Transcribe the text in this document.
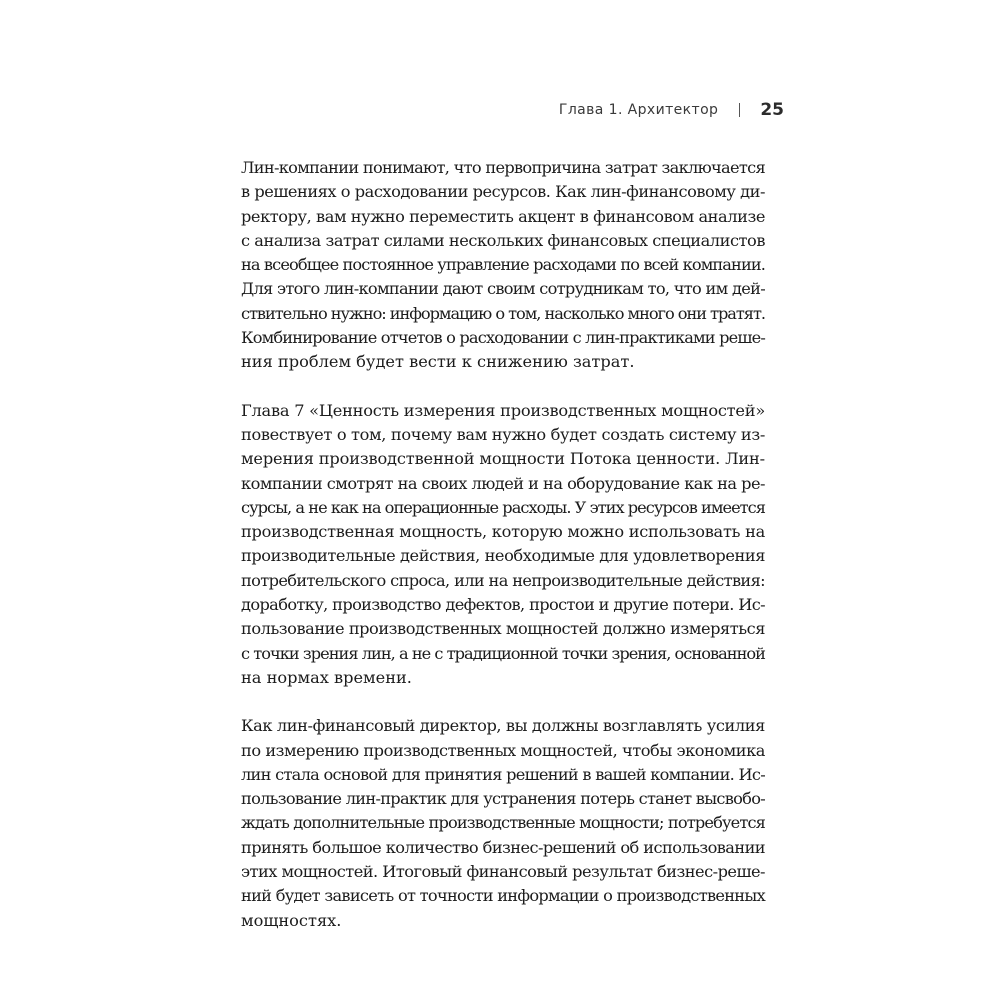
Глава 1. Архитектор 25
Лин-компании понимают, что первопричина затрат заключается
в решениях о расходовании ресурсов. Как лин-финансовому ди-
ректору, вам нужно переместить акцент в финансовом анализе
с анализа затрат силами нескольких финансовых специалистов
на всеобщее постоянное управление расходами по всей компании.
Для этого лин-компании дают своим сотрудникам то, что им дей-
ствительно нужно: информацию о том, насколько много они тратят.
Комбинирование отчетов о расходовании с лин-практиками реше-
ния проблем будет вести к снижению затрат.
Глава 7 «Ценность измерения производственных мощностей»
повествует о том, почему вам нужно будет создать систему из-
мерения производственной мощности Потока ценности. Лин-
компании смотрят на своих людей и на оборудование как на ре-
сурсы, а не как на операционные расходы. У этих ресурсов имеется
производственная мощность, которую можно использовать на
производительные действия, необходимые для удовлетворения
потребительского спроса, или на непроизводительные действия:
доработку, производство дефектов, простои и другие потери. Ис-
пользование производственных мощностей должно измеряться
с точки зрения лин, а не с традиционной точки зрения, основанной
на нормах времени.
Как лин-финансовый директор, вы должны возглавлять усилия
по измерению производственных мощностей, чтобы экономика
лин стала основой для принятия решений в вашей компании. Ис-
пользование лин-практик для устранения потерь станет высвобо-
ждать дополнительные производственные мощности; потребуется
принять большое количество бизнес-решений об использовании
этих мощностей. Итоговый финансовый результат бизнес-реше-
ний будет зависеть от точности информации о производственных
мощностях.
**********
Problem details —
Every line in the data that holds "затрат" should be copied out.

Solution to this problem —
Лин-компании понимают, что первопричина затрат заключается
с анализа затрат силами нескольких финансовых специалистов
ния проблем будет вести к снижению затрат.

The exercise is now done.